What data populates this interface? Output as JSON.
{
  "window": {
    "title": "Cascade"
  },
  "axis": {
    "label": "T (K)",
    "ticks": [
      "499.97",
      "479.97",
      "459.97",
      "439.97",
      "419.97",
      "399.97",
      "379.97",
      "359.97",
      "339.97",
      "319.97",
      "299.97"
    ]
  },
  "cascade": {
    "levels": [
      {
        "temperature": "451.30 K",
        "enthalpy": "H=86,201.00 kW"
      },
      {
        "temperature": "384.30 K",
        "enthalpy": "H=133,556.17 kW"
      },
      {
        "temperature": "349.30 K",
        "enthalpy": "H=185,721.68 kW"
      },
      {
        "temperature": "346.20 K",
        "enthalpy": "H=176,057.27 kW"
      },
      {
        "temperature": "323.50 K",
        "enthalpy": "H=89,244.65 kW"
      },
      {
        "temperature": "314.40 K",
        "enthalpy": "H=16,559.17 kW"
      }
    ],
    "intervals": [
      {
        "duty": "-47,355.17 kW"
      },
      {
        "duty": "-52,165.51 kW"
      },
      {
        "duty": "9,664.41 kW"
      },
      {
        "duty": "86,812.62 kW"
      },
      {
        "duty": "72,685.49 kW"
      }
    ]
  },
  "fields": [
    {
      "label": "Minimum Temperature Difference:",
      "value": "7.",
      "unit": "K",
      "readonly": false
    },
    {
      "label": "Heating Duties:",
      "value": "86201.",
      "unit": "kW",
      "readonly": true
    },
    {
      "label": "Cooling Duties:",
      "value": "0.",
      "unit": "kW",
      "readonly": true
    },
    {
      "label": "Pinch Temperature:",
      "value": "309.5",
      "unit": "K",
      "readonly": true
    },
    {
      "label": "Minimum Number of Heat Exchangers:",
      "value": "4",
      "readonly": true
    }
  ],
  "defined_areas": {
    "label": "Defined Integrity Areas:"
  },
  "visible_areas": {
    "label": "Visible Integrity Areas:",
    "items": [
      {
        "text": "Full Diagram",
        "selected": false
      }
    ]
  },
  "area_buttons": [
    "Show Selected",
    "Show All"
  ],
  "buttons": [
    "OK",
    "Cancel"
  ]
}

• _What you have to do_:
Using the records above, select and copy every line that has the word "value".

• _Solution below_:
      "value": "7.",
      "value": "86201.",
      "value": "0.",
      "value": "309.5",
      "value": "4",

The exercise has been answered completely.